→ Problem details: Pick out each line of the records in which the word "this" appears.

→ Dataset records:
━━━━━━━━━━━━━━━━━━━━

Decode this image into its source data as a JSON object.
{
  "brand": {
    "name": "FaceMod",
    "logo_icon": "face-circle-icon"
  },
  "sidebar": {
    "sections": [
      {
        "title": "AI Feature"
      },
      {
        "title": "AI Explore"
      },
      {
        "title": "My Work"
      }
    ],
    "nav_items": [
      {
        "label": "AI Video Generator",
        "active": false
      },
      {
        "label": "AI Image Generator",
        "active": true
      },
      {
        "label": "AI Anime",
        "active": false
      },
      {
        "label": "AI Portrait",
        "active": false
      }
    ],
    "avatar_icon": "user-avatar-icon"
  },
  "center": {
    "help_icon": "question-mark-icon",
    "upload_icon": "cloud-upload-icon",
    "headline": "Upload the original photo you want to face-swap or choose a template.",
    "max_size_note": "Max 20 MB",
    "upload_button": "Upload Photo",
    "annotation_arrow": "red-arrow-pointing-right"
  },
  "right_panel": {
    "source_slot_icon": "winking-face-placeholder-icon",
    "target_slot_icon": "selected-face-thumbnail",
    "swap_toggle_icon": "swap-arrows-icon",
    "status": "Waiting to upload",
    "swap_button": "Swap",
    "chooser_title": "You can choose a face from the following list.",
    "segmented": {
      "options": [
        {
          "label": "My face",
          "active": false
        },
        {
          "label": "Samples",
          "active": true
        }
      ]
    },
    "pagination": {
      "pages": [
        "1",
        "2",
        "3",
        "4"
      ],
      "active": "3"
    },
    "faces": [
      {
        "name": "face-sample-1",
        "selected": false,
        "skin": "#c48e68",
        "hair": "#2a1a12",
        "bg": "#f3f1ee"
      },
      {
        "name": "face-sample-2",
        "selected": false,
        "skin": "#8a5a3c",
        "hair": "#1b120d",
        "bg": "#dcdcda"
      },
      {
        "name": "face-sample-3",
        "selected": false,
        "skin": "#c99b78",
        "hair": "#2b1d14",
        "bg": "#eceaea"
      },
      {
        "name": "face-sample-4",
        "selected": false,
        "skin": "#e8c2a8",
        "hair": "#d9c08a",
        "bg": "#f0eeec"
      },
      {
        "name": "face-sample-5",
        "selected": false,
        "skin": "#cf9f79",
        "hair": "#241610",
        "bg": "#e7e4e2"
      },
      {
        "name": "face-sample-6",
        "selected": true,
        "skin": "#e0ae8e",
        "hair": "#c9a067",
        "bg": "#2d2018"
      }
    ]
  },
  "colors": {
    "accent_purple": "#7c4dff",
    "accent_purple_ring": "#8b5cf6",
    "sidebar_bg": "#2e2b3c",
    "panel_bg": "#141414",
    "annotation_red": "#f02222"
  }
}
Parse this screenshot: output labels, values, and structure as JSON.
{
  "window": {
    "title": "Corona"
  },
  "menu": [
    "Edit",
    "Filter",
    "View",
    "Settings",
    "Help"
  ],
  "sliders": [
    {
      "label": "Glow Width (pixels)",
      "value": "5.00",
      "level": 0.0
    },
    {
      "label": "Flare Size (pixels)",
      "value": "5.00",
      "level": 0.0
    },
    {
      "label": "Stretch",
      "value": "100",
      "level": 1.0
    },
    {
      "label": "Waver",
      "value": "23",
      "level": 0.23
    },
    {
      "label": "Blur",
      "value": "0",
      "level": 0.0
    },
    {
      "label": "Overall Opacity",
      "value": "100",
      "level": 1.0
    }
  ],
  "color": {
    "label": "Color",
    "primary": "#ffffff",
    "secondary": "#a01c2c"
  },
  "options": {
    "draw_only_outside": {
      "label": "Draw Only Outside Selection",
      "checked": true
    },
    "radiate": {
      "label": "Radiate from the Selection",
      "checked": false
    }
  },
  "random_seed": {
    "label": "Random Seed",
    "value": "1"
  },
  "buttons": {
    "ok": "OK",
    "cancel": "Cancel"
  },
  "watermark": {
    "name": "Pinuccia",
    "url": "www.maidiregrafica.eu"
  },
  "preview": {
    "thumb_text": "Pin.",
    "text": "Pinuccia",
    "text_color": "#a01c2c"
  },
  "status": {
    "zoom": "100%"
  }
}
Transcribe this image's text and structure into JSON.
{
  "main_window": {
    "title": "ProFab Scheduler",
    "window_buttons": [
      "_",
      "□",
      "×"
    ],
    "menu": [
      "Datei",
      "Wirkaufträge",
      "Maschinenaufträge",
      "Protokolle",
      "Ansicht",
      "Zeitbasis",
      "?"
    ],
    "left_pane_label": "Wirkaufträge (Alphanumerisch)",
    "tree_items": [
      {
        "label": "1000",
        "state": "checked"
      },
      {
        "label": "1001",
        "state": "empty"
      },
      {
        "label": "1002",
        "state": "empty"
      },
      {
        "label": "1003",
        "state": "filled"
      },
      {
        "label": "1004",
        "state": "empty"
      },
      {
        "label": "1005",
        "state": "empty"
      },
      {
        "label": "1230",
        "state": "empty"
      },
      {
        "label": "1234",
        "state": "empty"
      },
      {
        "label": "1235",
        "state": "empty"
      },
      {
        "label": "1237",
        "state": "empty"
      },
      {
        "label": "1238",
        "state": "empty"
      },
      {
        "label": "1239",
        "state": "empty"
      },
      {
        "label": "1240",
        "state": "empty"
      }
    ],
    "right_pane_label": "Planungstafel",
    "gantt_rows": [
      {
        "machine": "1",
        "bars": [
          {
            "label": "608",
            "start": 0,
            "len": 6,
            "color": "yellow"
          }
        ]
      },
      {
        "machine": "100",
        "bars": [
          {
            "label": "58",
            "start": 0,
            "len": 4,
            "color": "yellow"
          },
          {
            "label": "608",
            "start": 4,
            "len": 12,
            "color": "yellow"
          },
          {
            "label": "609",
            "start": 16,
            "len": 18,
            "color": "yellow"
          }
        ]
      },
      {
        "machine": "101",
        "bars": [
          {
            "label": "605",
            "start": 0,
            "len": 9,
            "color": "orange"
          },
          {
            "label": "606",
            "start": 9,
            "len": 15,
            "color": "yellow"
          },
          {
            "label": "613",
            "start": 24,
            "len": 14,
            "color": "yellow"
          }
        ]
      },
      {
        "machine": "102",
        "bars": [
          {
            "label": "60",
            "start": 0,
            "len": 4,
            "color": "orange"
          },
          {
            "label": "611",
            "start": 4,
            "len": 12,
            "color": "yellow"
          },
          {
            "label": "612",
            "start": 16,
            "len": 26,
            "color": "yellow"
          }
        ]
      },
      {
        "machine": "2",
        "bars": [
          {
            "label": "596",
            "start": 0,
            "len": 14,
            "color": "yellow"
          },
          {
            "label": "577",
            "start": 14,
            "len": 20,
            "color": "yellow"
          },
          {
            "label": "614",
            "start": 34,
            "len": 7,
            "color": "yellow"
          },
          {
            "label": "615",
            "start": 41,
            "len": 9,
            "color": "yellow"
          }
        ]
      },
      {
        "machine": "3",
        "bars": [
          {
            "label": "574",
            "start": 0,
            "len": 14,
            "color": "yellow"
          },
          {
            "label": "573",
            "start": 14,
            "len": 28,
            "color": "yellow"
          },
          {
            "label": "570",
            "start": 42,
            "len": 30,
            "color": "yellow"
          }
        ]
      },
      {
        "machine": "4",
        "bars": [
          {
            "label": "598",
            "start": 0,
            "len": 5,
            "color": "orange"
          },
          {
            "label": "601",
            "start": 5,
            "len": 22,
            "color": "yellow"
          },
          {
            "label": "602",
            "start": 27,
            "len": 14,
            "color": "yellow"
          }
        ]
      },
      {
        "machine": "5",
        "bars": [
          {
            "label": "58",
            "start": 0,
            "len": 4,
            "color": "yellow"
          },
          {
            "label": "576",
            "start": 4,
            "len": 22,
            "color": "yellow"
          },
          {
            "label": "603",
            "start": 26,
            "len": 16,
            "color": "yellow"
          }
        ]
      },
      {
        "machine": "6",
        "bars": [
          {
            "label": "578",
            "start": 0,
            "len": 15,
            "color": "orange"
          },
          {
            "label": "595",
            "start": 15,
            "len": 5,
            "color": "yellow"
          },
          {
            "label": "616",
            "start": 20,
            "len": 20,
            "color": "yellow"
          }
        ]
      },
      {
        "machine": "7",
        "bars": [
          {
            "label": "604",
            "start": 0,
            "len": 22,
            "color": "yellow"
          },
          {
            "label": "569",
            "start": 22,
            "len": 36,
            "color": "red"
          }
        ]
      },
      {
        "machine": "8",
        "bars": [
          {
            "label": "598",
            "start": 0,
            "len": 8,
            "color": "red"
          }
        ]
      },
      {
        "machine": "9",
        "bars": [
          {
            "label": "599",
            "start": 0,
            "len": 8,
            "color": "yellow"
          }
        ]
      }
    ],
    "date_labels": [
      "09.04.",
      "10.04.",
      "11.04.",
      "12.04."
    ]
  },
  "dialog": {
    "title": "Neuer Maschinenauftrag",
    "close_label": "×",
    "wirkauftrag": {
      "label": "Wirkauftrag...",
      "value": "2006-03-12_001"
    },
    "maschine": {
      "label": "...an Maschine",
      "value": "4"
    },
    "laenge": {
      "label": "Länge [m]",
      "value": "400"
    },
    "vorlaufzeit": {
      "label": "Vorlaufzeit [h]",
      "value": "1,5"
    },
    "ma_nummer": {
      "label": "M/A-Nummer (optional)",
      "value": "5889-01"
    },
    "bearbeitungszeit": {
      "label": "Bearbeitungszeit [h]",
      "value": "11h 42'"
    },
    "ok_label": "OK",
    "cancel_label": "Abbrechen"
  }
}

━━━━━━━━━━━━━━━━━━━━

→ Exercise solution:
Decode this image into its source data as a JSON object.
Parse this screenshot: output labels, values, and structure as JSON.
Transcribe this image's text and structure into JSON.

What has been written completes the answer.